* _TASK TO CARRY OUT_
Pick out each line in the items below that contains the word "similarity", and copy those lines.

══════════════════════════════

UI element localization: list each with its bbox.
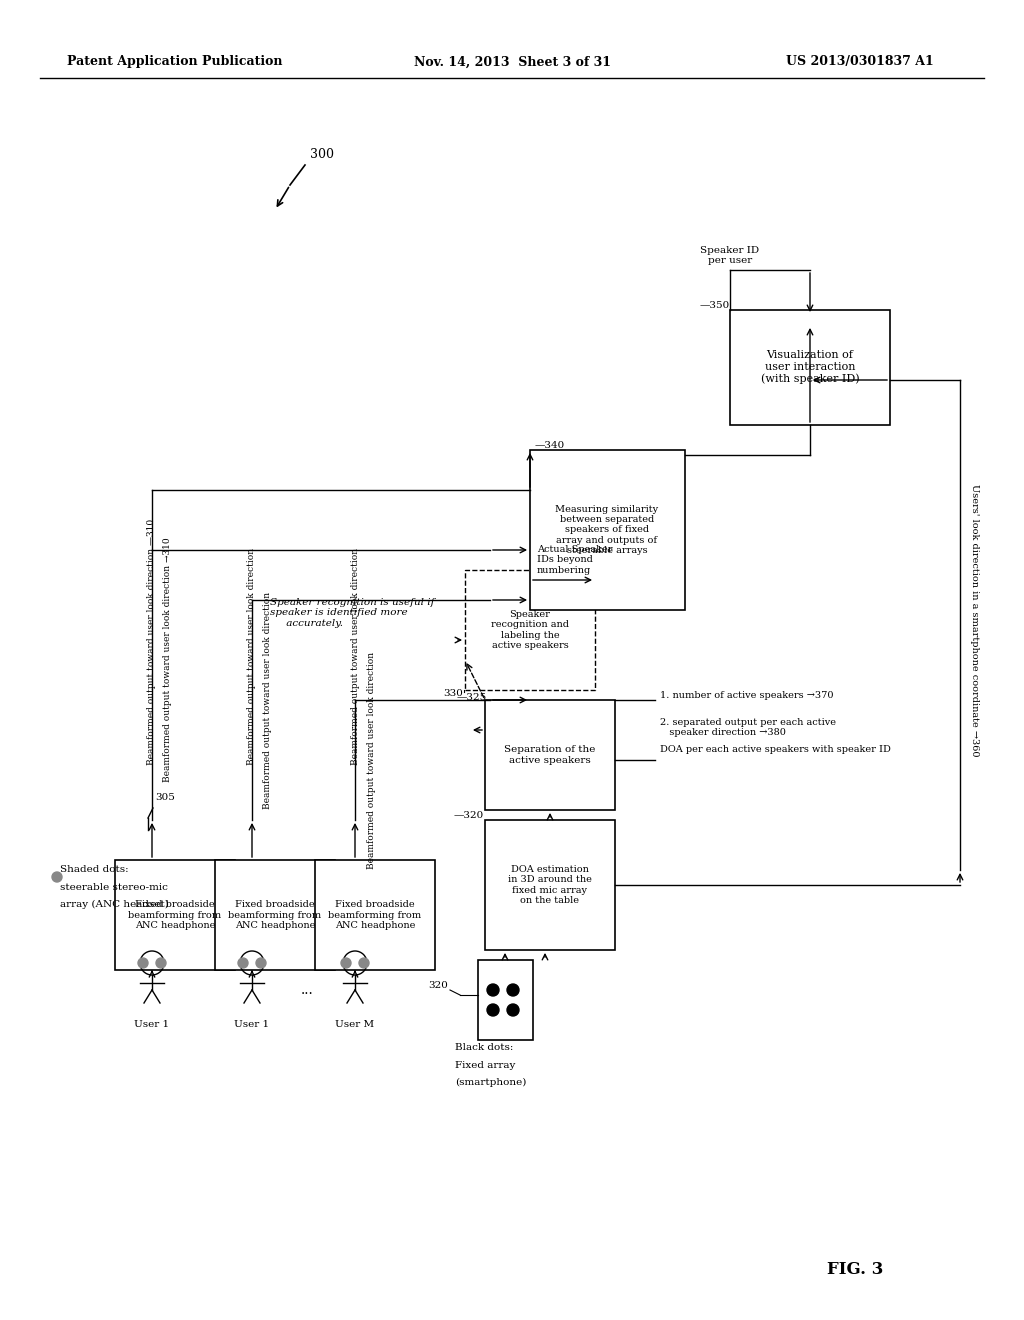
Text: Fixed broadside
beamforming from
ANC headphone: Fixed broadside beamforming from ANC hea… <box>329 900 422 929</box>
Bar <box>530 450 685 610</box>
Text: Beamformed output toward user look direction: Beamformed output toward user look direc… <box>367 652 376 869</box>
Text: 2. separated output per each active
   speaker direction →380: 2. separated output per each active spea… <box>660 718 836 738</box>
Text: Speaker
recognition and
labeling the
active speakers: Speaker recognition and labeling the act… <box>490 610 569 651</box>
Bar <box>485 700 615 810</box>
Text: Beamformed output toward user look direction: Beamformed output toward user look direc… <box>263 591 272 809</box>
Circle shape <box>238 958 248 968</box>
Text: Beamformed output toward user look direction: Beamformed output toward user look direc… <box>350 548 359 766</box>
Circle shape <box>507 983 519 997</box>
Text: 300: 300 <box>310 149 334 161</box>
Text: Speaker recognition is useful if
speaker is identified more
     accurately.: Speaker recognition is useful if speaker… <box>270 598 434 628</box>
Text: array (ANC headset): array (ANC headset) <box>60 899 169 908</box>
Circle shape <box>52 873 62 882</box>
Text: Beamformed output toward user look direction —310: Beamformed output toward user look direc… <box>147 519 157 766</box>
Text: FIG. 3: FIG. 3 <box>826 1262 883 1279</box>
Bar <box>115 861 234 970</box>
Circle shape <box>487 983 499 997</box>
Bar <box>485 820 615 950</box>
Text: Nov. 14, 2013  Sheet 3 of 31: Nov. 14, 2013 Sheet 3 of 31 <box>414 55 610 69</box>
Circle shape <box>507 1005 519 1016</box>
Text: Black dots:: Black dots: <box>455 1044 513 1052</box>
Text: Fixed broadside
beamforming from
ANC headphone: Fixed broadside beamforming from ANC hea… <box>128 900 221 929</box>
Bar <box>730 310 890 425</box>
Text: —340: —340 <box>535 441 565 450</box>
Text: Visualization of
user interaction
(with speaker ID): Visualization of user interaction (with … <box>761 350 859 384</box>
Text: Beamformed output toward user look direction →310: Beamformed output toward user look direc… <box>164 537 172 783</box>
Text: Measuring similarity
between separated
speakers of fixed
array and outputs of
st: Measuring similarity between separated s… <box>555 504 658 556</box>
Bar <box>478 960 534 1040</box>
Text: —320: —320 <box>454 810 484 820</box>
Text: User 1: User 1 <box>234 1020 269 1030</box>
Text: (smartphone): (smartphone) <box>455 1077 526 1086</box>
Text: Speaker ID
per user: Speaker ID per user <box>700 246 760 265</box>
Bar <box>465 570 595 690</box>
Circle shape <box>138 958 148 968</box>
Text: —325: —325 <box>457 693 487 702</box>
Text: Shaded dots:: Shaded dots: <box>60 866 129 874</box>
Circle shape <box>341 958 351 968</box>
Text: 320: 320 <box>428 981 449 990</box>
Bar <box>315 861 435 970</box>
Circle shape <box>156 958 166 968</box>
Text: Fixed array: Fixed array <box>455 1060 515 1069</box>
Text: User M: User M <box>336 1020 375 1030</box>
Bar <box>215 861 335 970</box>
Text: US 2013/0301837 A1: US 2013/0301837 A1 <box>786 55 934 69</box>
Text: Beamformed output toward user look direction: Beamformed output toward user look direc… <box>248 548 256 766</box>
Text: DOA estimation
in 3D around the
fixed mic array
on the table: DOA estimation in 3D around the fixed mi… <box>508 865 592 906</box>
Text: —350: —350 <box>699 301 730 309</box>
Text: Actual Speaker
IDs beyond
numbering: Actual Speaker IDs beyond numbering <box>537 545 612 574</box>
Text: User 1: User 1 <box>134 1020 170 1030</box>
Text: DOA per each active speakers with speaker ID: DOA per each active speakers with speake… <box>660 746 891 755</box>
Text: 330: 330 <box>443 689 463 698</box>
Circle shape <box>487 1005 499 1016</box>
Circle shape <box>256 958 266 968</box>
Text: Separation of the
active speakers: Separation of the active speakers <box>504 746 596 764</box>
Circle shape <box>359 958 369 968</box>
Text: Users' look direction in a smartphone coordinate →360: Users' look direction in a smartphone co… <box>971 483 980 756</box>
Text: Fixed broadside
beamforming from
ANC headphone: Fixed broadside beamforming from ANC hea… <box>228 900 322 929</box>
Text: steerable stereo-mic: steerable stereo-mic <box>60 883 168 891</box>
Text: ...: ... <box>301 983 313 997</box>
Text: 305: 305 <box>155 793 175 803</box>
Text: 1. number of active speakers →370: 1. number of active speakers →370 <box>660 690 834 700</box>
Text: Patent Application Publication: Patent Application Publication <box>68 55 283 69</box>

══════════════════════════════

* _SOLUTION FOR THIS PROBLEM_
Text: Measuring similarity
st: Measuring similarity between separated s… <box>555 504 658 556</box>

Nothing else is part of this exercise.